:: Dataset extract
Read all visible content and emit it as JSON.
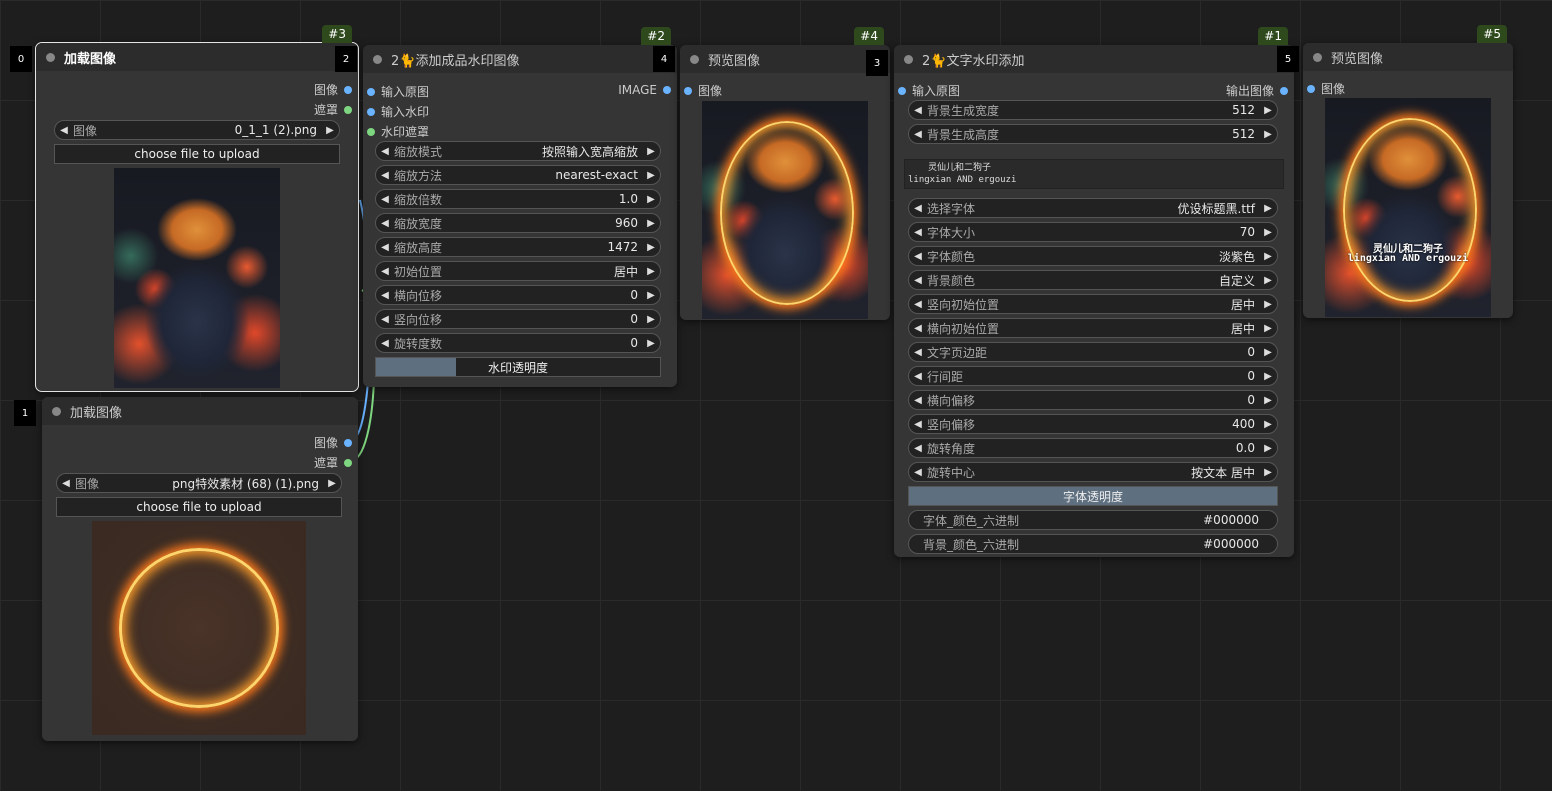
{
  "nodes": {
    "load1": {
      "badge": "#3",
      "order": "0",
      "title": "加载图像",
      "outputs": [
        "图像",
        "遮罩"
      ],
      "image_widget": {
        "label": "图像",
        "value": "0_1_1 (2).png"
      },
      "upload_label": "choose file to upload"
    },
    "load2": {
      "order": "1",
      "title": "加载图像",
      "outputs": [
        "图像",
        "遮罩"
      ],
      "image_widget": {
        "label": "图像",
        "value": "png特效素材 (68) (1).png"
      },
      "upload_label": "choose file to upload"
    },
    "watermark_img": {
      "badge": "#2",
      "order_left": "2",
      "order_right": "4",
      "title": "2🐈添加成品水印图像",
      "inputs": [
        "输入原图",
        "输入水印",
        "水印遮罩"
      ],
      "output": "IMAGE",
      "widgets": [
        {
          "label": "缩放模式",
          "value": "按照输入宽高缩放"
        },
        {
          "label": "缩放方法",
          "value": "nearest-exact"
        },
        {
          "label": "缩放倍数",
          "value": "1.0"
        },
        {
          "label": "缩放宽度",
          "value": "960"
        },
        {
          "label": "缩放高度",
          "value": "1472"
        },
        {
          "label": "初始位置",
          "value": "居中"
        },
        {
          "label": "横向位移",
          "value": "0"
        },
        {
          "label": "竖向位移",
          "value": "0"
        },
        {
          "label": "旋转度数",
          "value": "0"
        }
      ],
      "slider_label": "水印透明度",
      "slider_fraction": 0.28
    },
    "preview1": {
      "badge": "#4",
      "order": "3",
      "title": "预览图像",
      "input": "图像"
    },
    "text_watermark": {
      "badge": "#1",
      "order": "5",
      "title": "2🐈文字水印添加",
      "input": "输入原图",
      "output": "输出图像",
      "widgets_top": [
        {
          "label": "背景生成宽度",
          "value": "512"
        },
        {
          "label": "背景生成高度",
          "value": "512"
        }
      ],
      "text_lines": [
        "灵仙儿和二狗子",
        "lingxian AND ergouzi"
      ],
      "widgets": [
        {
          "label": "选择字体",
          "value": "优设标题黑.ttf"
        },
        {
          "label": "字体大小",
          "value": "70"
        },
        {
          "label": "字体颜色",
          "value": "淡紫色"
        },
        {
          "label": "背景颜色",
          "value": "自定义"
        },
        {
          "label": "竖向初始位置",
          "value": "居中"
        },
        {
          "label": "横向初始位置",
          "value": "居中"
        },
        {
          "label": "文字页边距",
          "value": "0"
        },
        {
          "label": "行间距",
          "value": "0"
        },
        {
          "label": "横向偏移",
          "value": "0"
        },
        {
          "label": "竖向偏移",
          "value": "400"
        },
        {
          "label": "旋转角度",
          "value": "0.0"
        },
        {
          "label": "旋转中心",
          "value": "按文本 居中"
        }
      ],
      "slider_label": "字体透明度",
      "slider_fraction": 1.0,
      "text_widgets": [
        {
          "label": "字体_颜色_六进制",
          "value": "#000000"
        },
        {
          "label": "背景_颜色_六进制",
          "value": "#000000"
        }
      ]
    },
    "preview2": {
      "badge": "#5",
      "title": "预览图像",
      "input": "图像",
      "overlay_lines": [
        "灵仙儿和二狗子",
        "lingxian AND ergouzi"
      ]
    }
  },
  "colors": {
    "badge": "#2e4a1d",
    "image_socket": "#69b3ff",
    "mask_socket": "#7fd680"
  }
}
::::
Return the listing above unchanged, apart from dropping its pictures.

**Result of this task:**
Read all visible content and emit it as JSON.
{
  "nodes": {
    "load1": {
      "badge": "#3",
      "order": "0",
      "title": "加载图像",
      "outputs": [
        "图像",
        "遮罩"
      ],
      "image_widget": {
        "label": "图像",
        "value": "0_1_1 (2).png"
      },
      "upload_label": "choose file to upload"
    },
    "load2": {
      "order": "1",
      "title": "加载图像",
      "outputs": [
        "图像",
        "遮罩"
      ],
      "image_widget": {
        "label": "图像",
        "value": "png特效素材 (68) (1).png"
      },
      "upload_label": "choose file to upload"
    },
    "watermark_img": {
      "badge": "#2",
      "order_left": "2",
      "order_right": "4",
      "title": "2🐈添加成品水印图像",
      "inputs": [
        "输入原图",
        "输入水印",
        "水印遮罩"
      ],
      "output": "IMAGE",
      "widgets": [
        {
          "label": "缩放模式",
          "value": "按照输入宽高缩放"
        },
        {
          "label": "缩放方法",
          "value": "nearest-exact"
        },
        {
          "label": "缩放倍数",
          "value": "1.0"
        },
        {
          "label": "缩放宽度",
          "value": "960"
        },
        {
          "label": "缩放高度",
          "value": "1472"
        },
        {
          "label": "初始位置",
          "value": "居中"
        },
        {
          "label": "横向位移",
          "value": "0"
        },
        {
          "label": "竖向位移",
          "value": "0"
        },
        {
          "label": "旋转度数",
          "value": "0"
        }
      ],
      "slider_label": "水印透明度",
      "slider_fraction": 0.28
    },
    "preview1": {
      "badge": "#4",
      "order": "3",
      "title": "预览图像",
      "input": "图像"
    },
    "text_watermark": {
      "badge": "#1",
      "order": "5",
      "title": "2🐈文字水印添加",
      "input": "输入原图",
      "output": "输出图像",
      "widgets_top": [
        {
          "label": "背景生成宽度",
          "value": "512"
        },
        {
          "label": "背景生成高度",
          "value": "512"
        }
      ],
      "text_lines": [
        "灵仙儿和二狗子",
        "lingxian AND ergouzi"
      ],
      "widgets": [
        {
          "label": "选择字体",
          "value": "优设标题黑.ttf"
        },
        {
          "label": "字体大小",
          "value": "70"
        },
        {
          "label": "字体颜色",
          "value": "淡紫色"
        },
        {
          "label": "背景颜色",
          "value": "自定义"
        },
        {
          "label": "竖向初始位置",
          "value": "居中"
        },
        {
          "label": "横向初始位置",
          "value": "居中"
        },
        {
          "label": "文字页边距",
          "value": "0"
        },
        {
          "label": "行间距",
          "value": "0"
        },
        {
          "label": "横向偏移",
          "value": "0"
        },
        {
          "label": "竖向偏移",
          "value": "400"
        },
        {
          "label": "旋转角度",
          "value": "0.0"
        },
        {
          "label": "旋转中心",
          "value": "按文本 居中"
        }
      ],
      "slider_label": "字体透明度",
      "slider_fraction": 1.0,
      "text_widgets": [
        {
          "label": "字体_颜色_六进制",
          "value": "#000000"
        },
        {
          "label": "背景_颜色_六进制",
          "value": "#000000"
        }
      ]
    },
    "preview2": {
      "badge": "#5",
      "title": "预览图像",
      "input": "图像",
      "overlay_lines": [
        "灵仙儿和二狗子",
        "lingxian AND ergouzi"
      ]
    }
  },
  "colors": {
    "badge": "#2e4a1d",
    "image_socket": "#69b3ff",
    "mask_socket": "#7fd680"
  }
}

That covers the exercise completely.